====== Excerpt provided
Learning Goals:

  1. Explain the concept of causality within the potential outcomes framework
  2. Explain how randomized experiments can be used to generate evidence in support of causal claims, thereby solving the fundamental problem of causal inference


Review of Enos Trains Study:

  1. What was the hypothesis that Enos wanted to test?
  2. If Enos already knew that people living in areas with higher concentrations of immigrants were more hostile to immigration, why did he decide to run an experiment in the first place?


Establishing Causal Claims

A Working Example

Suppose you wanted to measure the effectiveness of Metababoost™, a new weight-loss drink that has become very popular recently.

You conduct a large tracking survey where you are able to re-interview the same people at various points over 12 months.

You are interested in how BMI changes amongst people who regularly consume Metababoost™, compared against those who do not.

After one year, you find that people who regularly consume Metababoost™ had a larger drop in BMI than people in the comparison group. The difference is 1.5 kg/m2, on average.

  1. Can you conclude that Metababoost™ causes weight loss? Why or why not?
  2. What does it mean to say that Metababoost™ causes the average person to lose 1.5 kg/m2?
============
====== Data entries
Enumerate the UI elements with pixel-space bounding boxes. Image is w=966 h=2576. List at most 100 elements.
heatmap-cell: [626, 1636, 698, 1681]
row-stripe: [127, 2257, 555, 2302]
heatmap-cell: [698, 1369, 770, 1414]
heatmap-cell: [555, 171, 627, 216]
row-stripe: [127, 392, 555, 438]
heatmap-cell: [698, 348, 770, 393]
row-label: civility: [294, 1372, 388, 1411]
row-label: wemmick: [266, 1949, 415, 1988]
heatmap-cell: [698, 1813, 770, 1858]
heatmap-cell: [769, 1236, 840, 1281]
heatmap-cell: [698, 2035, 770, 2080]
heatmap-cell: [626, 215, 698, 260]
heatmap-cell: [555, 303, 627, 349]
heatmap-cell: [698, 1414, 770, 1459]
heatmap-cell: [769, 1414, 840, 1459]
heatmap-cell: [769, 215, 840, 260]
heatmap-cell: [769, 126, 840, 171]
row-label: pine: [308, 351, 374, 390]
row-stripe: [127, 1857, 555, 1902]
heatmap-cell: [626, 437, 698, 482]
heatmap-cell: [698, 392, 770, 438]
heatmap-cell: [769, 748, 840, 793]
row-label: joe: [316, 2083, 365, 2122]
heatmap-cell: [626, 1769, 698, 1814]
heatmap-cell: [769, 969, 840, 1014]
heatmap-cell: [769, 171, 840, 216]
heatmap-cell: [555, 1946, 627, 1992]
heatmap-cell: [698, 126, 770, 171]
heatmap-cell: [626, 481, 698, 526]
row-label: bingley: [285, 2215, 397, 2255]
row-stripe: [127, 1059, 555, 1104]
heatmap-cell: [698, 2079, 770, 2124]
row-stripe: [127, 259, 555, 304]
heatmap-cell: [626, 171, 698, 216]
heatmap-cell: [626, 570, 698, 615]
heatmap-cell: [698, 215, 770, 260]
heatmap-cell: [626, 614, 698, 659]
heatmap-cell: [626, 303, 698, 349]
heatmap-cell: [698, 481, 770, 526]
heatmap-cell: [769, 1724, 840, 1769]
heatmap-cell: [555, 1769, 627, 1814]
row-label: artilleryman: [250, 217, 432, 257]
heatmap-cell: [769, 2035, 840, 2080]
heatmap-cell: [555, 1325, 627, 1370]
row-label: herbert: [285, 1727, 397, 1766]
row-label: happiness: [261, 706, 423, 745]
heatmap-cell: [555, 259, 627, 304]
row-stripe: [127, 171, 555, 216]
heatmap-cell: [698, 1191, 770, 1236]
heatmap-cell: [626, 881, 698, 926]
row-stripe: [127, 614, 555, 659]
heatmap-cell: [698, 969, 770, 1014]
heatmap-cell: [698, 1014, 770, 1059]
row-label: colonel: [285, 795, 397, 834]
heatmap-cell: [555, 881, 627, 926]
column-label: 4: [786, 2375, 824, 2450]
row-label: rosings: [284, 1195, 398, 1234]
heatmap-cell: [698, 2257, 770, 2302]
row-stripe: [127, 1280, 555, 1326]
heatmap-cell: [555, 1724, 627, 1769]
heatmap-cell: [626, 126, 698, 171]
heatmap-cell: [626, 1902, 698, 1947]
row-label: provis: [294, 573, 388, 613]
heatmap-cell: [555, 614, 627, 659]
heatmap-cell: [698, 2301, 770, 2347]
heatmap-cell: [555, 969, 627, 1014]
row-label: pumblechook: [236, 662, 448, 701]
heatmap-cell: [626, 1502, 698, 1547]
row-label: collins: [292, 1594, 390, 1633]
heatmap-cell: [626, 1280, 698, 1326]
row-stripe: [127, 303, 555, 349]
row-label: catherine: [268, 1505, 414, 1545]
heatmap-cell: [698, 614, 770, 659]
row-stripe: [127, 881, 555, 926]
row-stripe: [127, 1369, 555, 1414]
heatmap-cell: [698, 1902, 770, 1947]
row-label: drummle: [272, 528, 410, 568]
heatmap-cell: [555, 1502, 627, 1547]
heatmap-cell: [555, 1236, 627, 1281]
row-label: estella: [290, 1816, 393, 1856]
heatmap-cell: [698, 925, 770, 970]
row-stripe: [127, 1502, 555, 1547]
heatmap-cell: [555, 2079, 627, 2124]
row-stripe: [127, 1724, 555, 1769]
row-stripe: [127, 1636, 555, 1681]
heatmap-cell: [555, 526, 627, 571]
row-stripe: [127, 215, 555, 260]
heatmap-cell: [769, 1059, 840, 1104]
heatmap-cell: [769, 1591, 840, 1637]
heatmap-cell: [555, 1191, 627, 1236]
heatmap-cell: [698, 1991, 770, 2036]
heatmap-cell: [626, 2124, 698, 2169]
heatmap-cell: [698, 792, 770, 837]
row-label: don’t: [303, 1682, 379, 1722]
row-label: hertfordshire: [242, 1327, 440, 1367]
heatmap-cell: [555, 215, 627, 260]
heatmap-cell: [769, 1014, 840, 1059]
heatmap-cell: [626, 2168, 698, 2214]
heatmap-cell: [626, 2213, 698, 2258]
============
**What you need to do:**
Answer these questions from the causal inference notes:
1. Which problem do the learning goals say randomized experiments can solve?
2. Over how many months does the tracking survey re-interview the same people?
3. On average, how much larger was the drop in BMI among regular Metababoost™ consumers than in the comparison group?

**In response:**
1. The fundamental problem of causal inference.
2. 12 months.
3. 1.5 kg/m2.